* Your task:
Every line below is to be copied exactly, with the pictures left out.

- - -

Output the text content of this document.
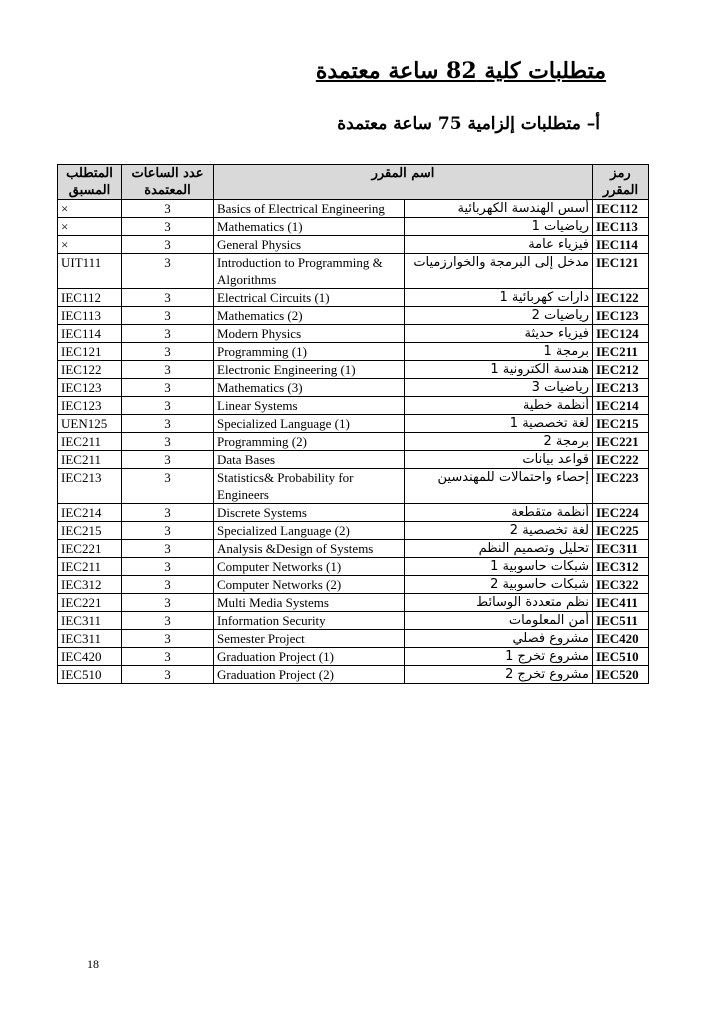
متطلبات كلية 82 ساعة معتمدة
أ– متطلبات إلزامية 75 ساعة معتمدة
المتطلب المسبق	عدد الساعات المعتمدة	اسم المقرر		رمز المقرر
×	3	Basics of Electrical Engineering	أسس الهندسة الكهربائية	IEC112
×	3	Mathematics (1)	رياضيات 1	IEC113
×	3	General Physics	فيزياء عامة	IEC114
UIT111	3	Introduction to Programming & Algorithms	مدخل إلى البرمجة والخوارزميات	IEC121
IEC112	3	Electrical Circuits (1)	دارات كهربائية 1	IEC122
IEC113	3	Mathematics (2)	رياضيات 2	IEC123
IEC114	3	Modern Physics	فيزياء حديثة	IEC124
IEC121	3	Programming (1)	برمجة 1	IEC211
IEC122	3	Electronic Engineering (1)	هندسة الكترونية 1	IEC212
IEC123	3	Mathematics (3)	رياضيات 3	IEC213
IEC123	3	Linear Systems	أنظمة خطية	IEC214
UEN125	3	Specialized Language (1)	لغة تخصصية 1	IEC215
IEC211	3	Programming (2)	برمجة 2	IEC221
IEC211	3	Data Bases	قواعد بيانات	IEC222
IEC213	3	Statistics& Probability for Engineers	إحصاء واحتمالات للمهندسين	IEC223
IEC214	3	Discrete Systems	أنظمة متقطعة	IEC224
IEC215	3	Specialized Language (2)	لغة تخصصية 2	IEC225
IEC221	3	Analysis &Design of Systems	تحليل وتصميم النظم	IEC311
IEC211	3	Computer Networks (1)	شبكات حاسوبية 1	IEC312
IEC312	3	Computer Networks (2)	شبكات حاسوبية 2	IEC322
IEC221	3	Multi Media Systems	نظم متعددة الوسائط	IEC411
IEC311	3	Information Security	أمن المعلومات	IEC511
IEC311	3	Semester Project	مشروع فصلي	IEC420
IEC420	3	Graduation Project (1)	مشروع تخرج 1	IEC510
IEC510	3	Graduation Project (2)	مشروع تخرج 2	IEC520
18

- - -

* Task answer:
Output the text content of this document.
متطلبات كلية 82 ساعة معتمدة
أ– متطلبات إلزامية 75 ساعة معتمدة
المتطلب المسبق	عدد الساعات المعتمدة	اسم المقرر		رمز المقرر
×	3	Basics of Electrical Engineering	أسس الهندسة الكهربائية	IEC112
×	3	Mathematics (1)	رياضيات 1	IEC113
×	3	General Physics	فيزياء عامة	IEC114
UIT111	3	Introduction to Programming & Algorithms	مدخل إلى البرمجة والخوارزميات	IEC121
IEC112	3	Electrical Circuits (1)	دارات كهربائية 1	IEC122
IEC113	3	Mathematics (2)	رياضيات 2	IEC123
IEC114	3	Modern Physics	فيزياء حديثة	IEC124
IEC121	3	Programming (1)	برمجة 1	IEC211
IEC122	3	Electronic Engineering (1)	هندسة الكترونية 1	IEC212
IEC123	3	Mathematics (3)	رياضيات 3	IEC213
IEC123	3	Linear Systems	أنظمة خطية	IEC214
UEN125	3	Specialized Language (1)	لغة تخصصية 1	IEC215
IEC211	3	Programming (2)	برمجة 2	IEC221
IEC211	3	Data Bases	قواعد بيانات	IEC222
IEC213	3	Statistics& Probability for Engineers	إحصاء واحتمالات للمهندسين	IEC223
IEC214	3	Discrete Systems	أنظمة متقطعة	IEC224
IEC215	3	Specialized Language (2)	لغة تخصصية 2	IEC225
IEC221	3	Analysis &Design of Systems	تحليل وتصميم النظم	IEC311
IEC211	3	Computer Networks (1)	شبكات حاسوبية 1	IEC312
IEC312	3	Computer Networks (2)	شبكات حاسوبية 2	IEC322
IEC221	3	Multi Media Systems	نظم متعددة الوسائط	IEC411
IEC311	3	Information Security	أمن المعلومات	IEC511
IEC311	3	Semester Project	مشروع فصلي	IEC420
IEC420	3	Graduation Project (1)	مشروع تخرج 1	IEC510
IEC510	3	Graduation Project (2)	مشروع تخرج 2	IEC520
18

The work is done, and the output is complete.